Artikel:
- - -

Operation Manual

183
Diverse
10
Verklarende woordenlijst
A functie (Diafragmavoorkeuze)
Bij deze functie stelt u zelf het diafragma in en de camera kiest daar
automatisch de sluitertijd bij, zodat de best mogelijke belichting wordt
verkregen.
AE (Automatic Exposure – automatische belichtingsregeling)
De camera stelt automatisch de belichting in. De camera beschikt daarbij
over 3 (drie) automatische belichtingsfuncties: de functie P waarbij de
camera zowel het diafragma als de sluitertijd instelt, de A-functie waarbij de
gebruiker het diafragma kiest de camera daar automatisch de sluitertijd bij
instelt en de S-functie waarbij de gebruiker de sluitertijd kiest de camera daar
automatisch het diafragma bij instelt.
Met de camera in de stand M stelt de gebruiker zelf diafragma en sluitertijd in.

- - -

Gegeven opdracht 1:
Noem de automatische belichtingsfuncties uit de woordenlijst over camerabegrippen en geef bij elk aan wat de camera automatisch instelt.
Gegeven opdracht 2:
Vervolg de woordenlijst over camerabegrippen na de laatste zin die er staat.
Voor deze opdrachten hebben de records geen betekenis.

Aangeleverde records:
- - -

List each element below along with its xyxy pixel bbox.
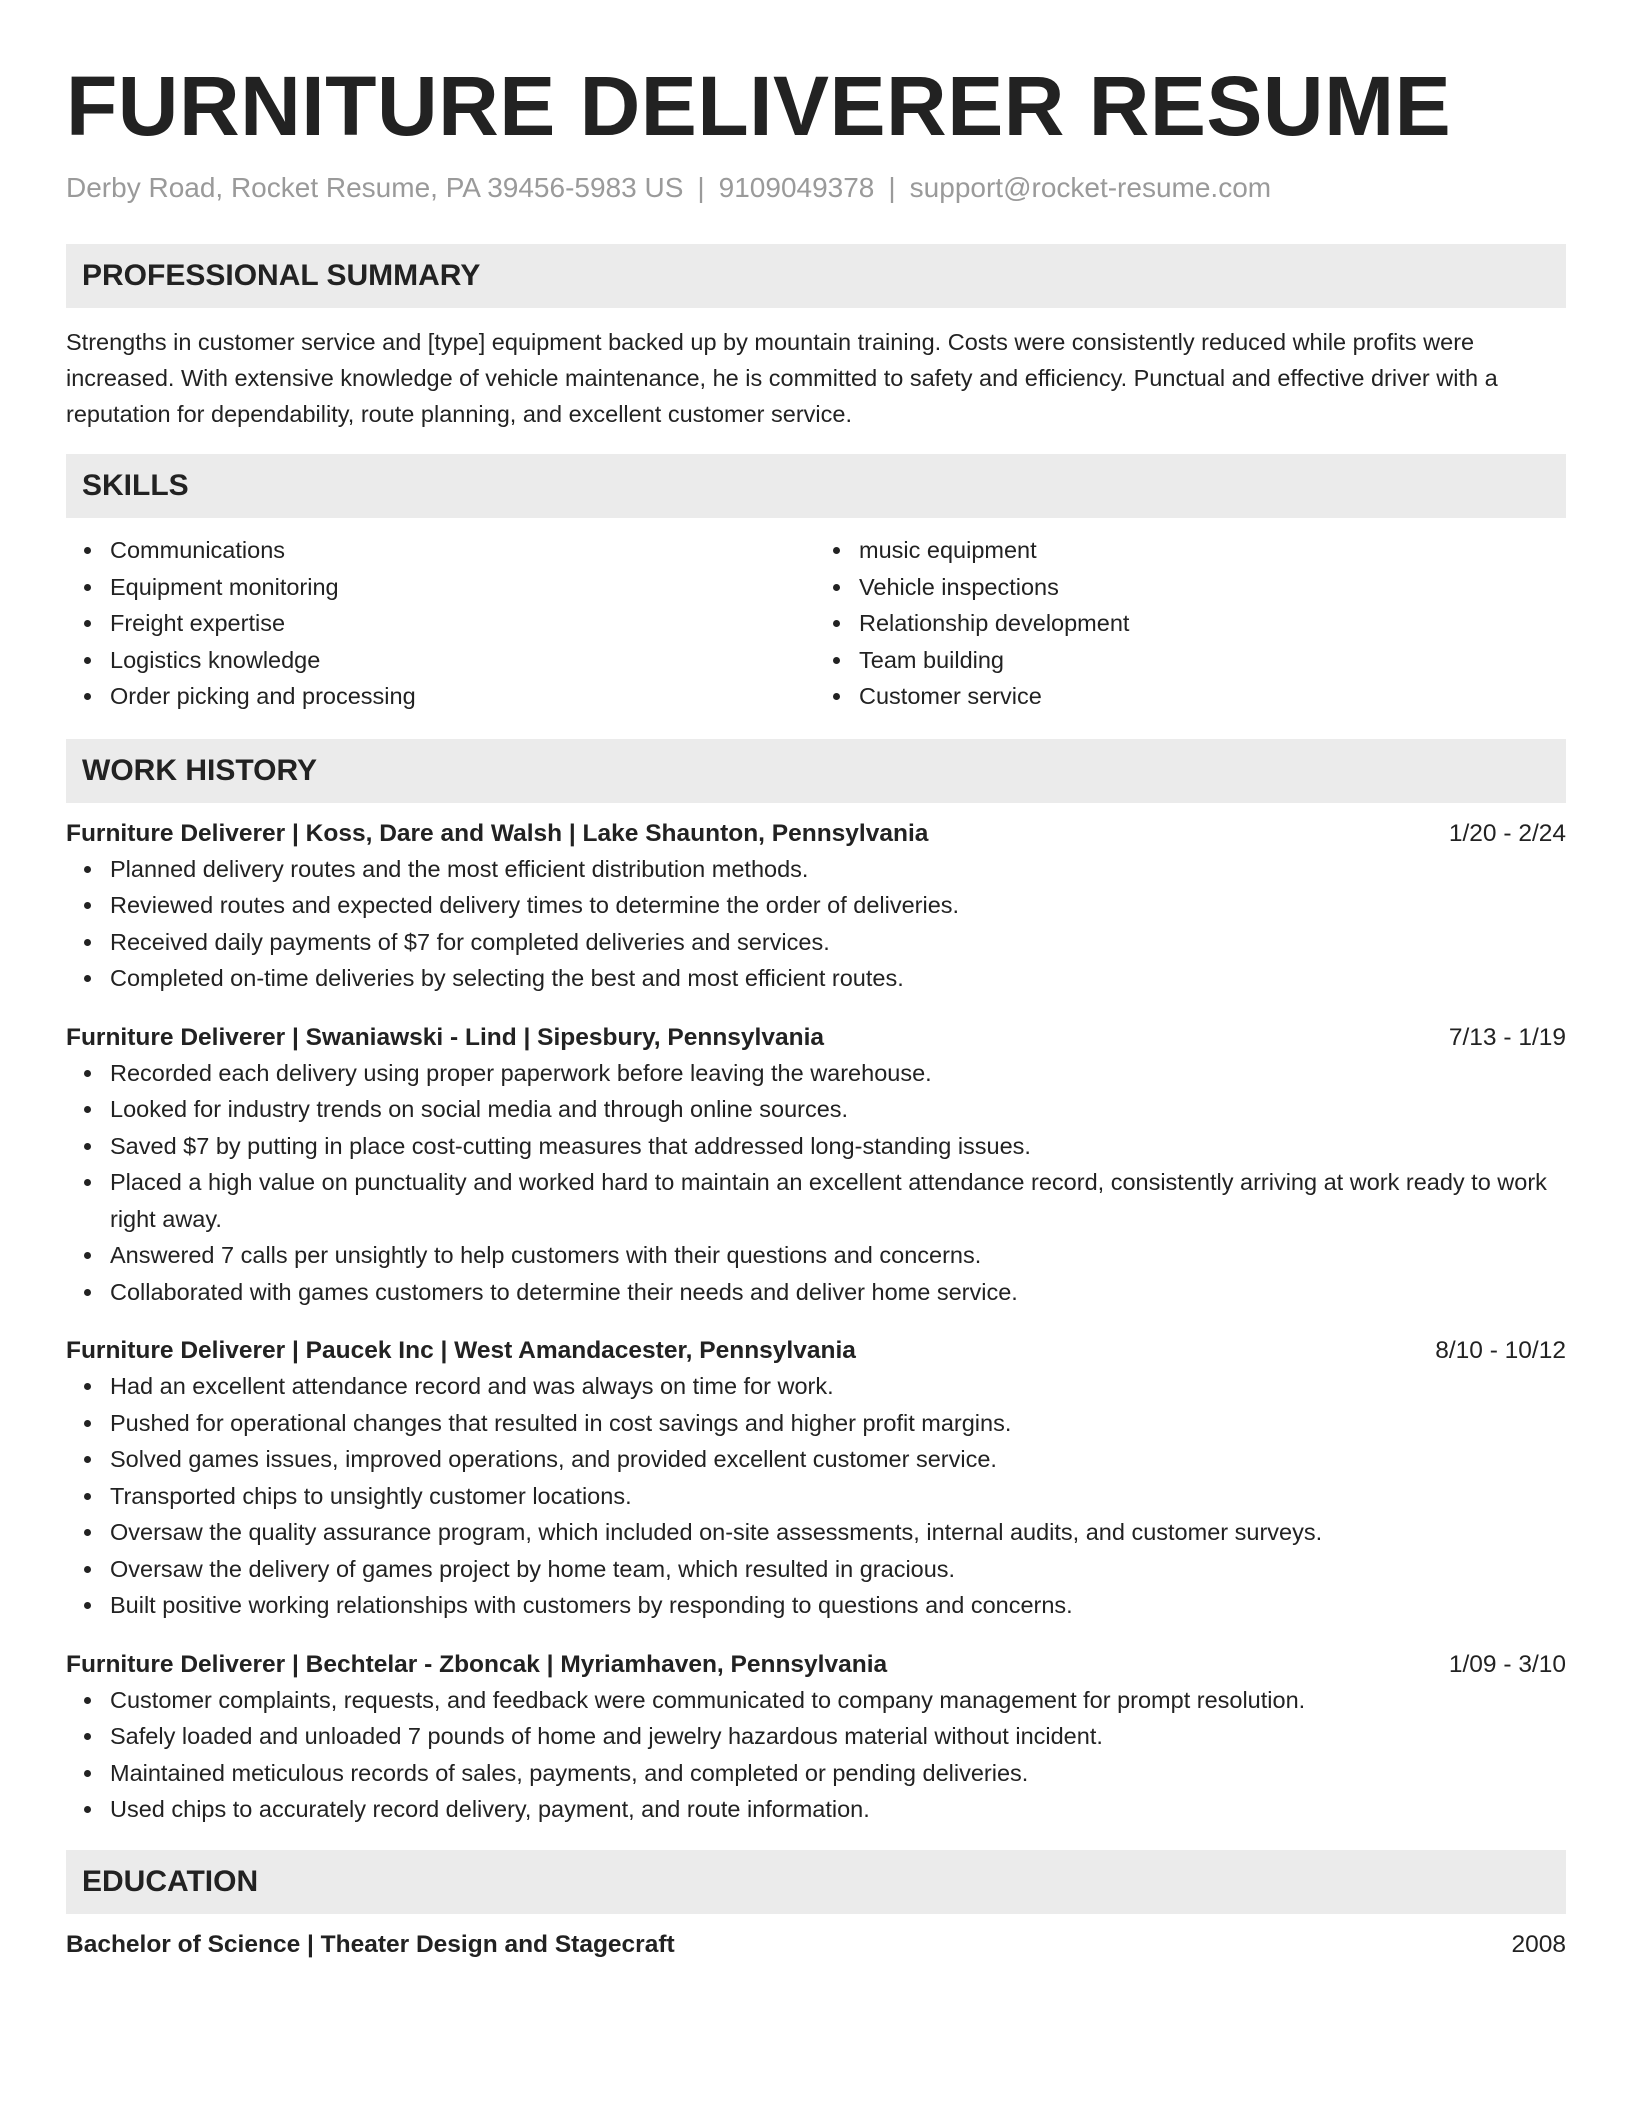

- - -

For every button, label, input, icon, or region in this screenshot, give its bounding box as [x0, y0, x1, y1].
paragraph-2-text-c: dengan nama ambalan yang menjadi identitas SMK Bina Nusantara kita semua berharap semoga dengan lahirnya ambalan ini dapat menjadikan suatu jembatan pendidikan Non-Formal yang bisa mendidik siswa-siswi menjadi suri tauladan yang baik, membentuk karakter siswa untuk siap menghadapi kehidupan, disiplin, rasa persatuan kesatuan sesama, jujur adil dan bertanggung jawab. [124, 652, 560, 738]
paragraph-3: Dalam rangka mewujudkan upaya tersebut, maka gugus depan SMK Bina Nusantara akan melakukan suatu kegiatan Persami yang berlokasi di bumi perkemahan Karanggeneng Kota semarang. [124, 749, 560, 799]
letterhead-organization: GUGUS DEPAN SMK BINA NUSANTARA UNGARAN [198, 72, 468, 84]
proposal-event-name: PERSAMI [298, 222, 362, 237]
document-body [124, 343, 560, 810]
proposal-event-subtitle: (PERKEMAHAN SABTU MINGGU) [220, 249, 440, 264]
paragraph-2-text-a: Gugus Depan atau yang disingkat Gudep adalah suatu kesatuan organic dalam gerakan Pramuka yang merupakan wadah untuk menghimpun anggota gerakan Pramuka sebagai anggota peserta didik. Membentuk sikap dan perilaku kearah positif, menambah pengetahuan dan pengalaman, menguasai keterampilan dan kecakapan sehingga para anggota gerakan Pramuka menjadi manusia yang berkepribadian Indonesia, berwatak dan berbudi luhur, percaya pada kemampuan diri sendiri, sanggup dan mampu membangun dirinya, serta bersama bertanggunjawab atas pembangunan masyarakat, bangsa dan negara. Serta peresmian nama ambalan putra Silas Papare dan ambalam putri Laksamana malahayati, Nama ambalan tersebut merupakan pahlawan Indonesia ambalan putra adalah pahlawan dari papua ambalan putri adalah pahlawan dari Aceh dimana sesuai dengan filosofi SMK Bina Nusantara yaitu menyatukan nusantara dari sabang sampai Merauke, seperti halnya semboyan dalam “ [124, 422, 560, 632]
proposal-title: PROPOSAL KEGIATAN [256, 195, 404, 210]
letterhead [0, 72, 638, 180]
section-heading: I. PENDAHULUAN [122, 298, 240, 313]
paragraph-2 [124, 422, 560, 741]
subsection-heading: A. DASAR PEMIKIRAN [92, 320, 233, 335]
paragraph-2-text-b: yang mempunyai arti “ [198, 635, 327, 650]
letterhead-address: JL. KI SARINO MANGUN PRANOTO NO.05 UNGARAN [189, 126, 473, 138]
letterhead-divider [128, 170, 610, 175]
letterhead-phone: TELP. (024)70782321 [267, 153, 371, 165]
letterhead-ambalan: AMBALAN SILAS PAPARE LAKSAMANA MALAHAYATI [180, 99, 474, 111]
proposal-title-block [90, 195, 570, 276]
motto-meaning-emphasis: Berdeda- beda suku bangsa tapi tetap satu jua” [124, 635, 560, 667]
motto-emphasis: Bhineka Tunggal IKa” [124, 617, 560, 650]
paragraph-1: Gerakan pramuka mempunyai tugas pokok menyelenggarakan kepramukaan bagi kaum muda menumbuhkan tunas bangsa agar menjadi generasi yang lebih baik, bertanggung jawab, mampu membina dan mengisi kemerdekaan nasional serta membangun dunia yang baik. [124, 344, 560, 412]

- - -

Resultaat opdracht 1:
- Functie P: de camera stelt zowel het diafragma als de sluitertijd in.
- A-functie: de camera stelt de sluitertijd in.
- S-functie: de camera stelt het diafragma in.

Resultaat opdracht 2:
Belichting
De hoeveelheid licht die nodig is om een beeld vast te leggen. De belichting
van het beeld wordt bepaald door de tijd gedurende welke de sluiter open
staat (sluitertijd) en de hoeveelheid licht die door de lens binnenvalt
(diafragma).
Bruto aantal pixels
Het totale aantal pixels waaruit een CCD bestaat. Niet alle pixels worden
gebruikt om een beeld te genereren.
CCD (Charge-coupled Device)
Het beeldvormende element dat het licht dat door de lens binnenvalt omzet
in elektrische signalen. Bij deze camera wordt het invallende licht omgezet in
RGB-signalen.
Contrastdetectiemethode
Met deze methode wordt de afstand tot het onderwerp bepaald. De camera
bepaalt of het beeld is scherpgesteld aan de hand van het contrast niveau in
het onderwerp.
Diafragma
De instelbare lensopening die de hoeveelheid licht bepaalt die de camera
binnenvalt. Hoe groter de lensopening, hoe kleiner de scherptediepte en hoe
waziger de achtergrond. Hoe kleiner de lensopening, hoe groter de
scherptediepte en hoe scherper de achtergrond. De diafragmawaarde wordt
uitgedrukt in een aantal f/stops. Een grotere diafragmawaarde komt overeen
met een kleinere lensopening terwijl kleinere diafragmawaarden een grotere
lensopening voorstellen.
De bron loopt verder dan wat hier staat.